◆ Description of the task
Spot each line that carries the word "QUARTILE"; copy those lines.

=======

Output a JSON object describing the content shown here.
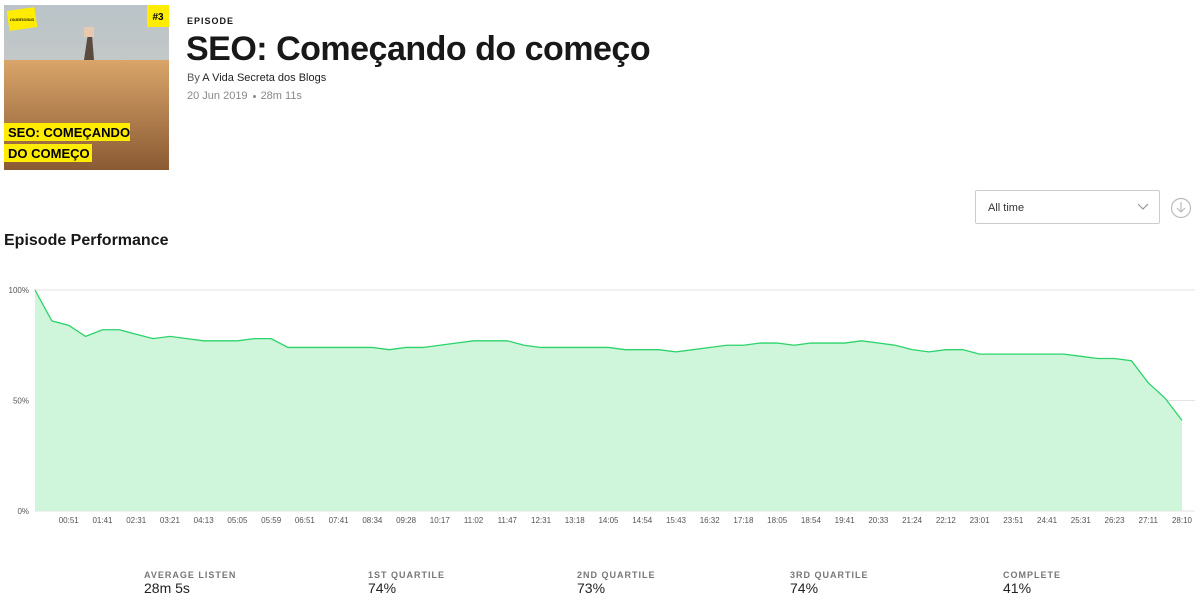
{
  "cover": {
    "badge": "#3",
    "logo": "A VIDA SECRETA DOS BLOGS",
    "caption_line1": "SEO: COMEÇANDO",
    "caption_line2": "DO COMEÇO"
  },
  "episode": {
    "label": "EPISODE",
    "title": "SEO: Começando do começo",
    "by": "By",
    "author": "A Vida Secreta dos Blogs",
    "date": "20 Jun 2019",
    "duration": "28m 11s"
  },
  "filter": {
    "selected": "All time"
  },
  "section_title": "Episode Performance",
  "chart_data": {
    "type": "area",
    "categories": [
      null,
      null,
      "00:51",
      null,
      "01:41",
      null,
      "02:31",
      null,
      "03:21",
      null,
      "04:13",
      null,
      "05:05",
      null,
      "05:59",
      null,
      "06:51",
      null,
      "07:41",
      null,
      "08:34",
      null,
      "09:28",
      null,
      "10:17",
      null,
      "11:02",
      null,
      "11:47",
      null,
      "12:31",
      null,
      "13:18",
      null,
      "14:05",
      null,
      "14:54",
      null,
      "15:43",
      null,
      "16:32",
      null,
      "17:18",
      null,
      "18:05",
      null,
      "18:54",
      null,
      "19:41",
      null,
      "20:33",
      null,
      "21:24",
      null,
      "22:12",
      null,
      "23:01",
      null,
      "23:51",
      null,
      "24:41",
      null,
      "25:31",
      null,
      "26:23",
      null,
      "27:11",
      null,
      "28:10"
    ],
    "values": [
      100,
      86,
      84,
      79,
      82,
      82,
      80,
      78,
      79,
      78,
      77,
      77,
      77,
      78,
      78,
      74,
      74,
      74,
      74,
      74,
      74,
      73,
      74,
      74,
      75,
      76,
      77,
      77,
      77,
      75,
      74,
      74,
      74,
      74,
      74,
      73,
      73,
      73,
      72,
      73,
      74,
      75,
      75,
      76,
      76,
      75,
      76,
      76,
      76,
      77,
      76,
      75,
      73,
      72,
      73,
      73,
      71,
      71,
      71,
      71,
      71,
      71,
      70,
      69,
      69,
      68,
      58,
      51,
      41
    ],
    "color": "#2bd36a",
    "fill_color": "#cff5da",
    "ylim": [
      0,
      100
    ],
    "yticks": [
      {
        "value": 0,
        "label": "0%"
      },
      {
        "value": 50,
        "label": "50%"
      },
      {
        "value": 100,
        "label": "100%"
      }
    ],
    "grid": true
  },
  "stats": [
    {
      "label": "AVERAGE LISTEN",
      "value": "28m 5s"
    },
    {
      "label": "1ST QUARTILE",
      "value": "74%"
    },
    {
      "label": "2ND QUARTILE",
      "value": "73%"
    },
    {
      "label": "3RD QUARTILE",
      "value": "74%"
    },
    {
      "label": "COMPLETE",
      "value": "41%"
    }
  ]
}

=======

◆ Full solution
      "label": "1ST QUARTILE",
      "label": "2ND QUARTILE",
      "label": "3RD QUARTILE",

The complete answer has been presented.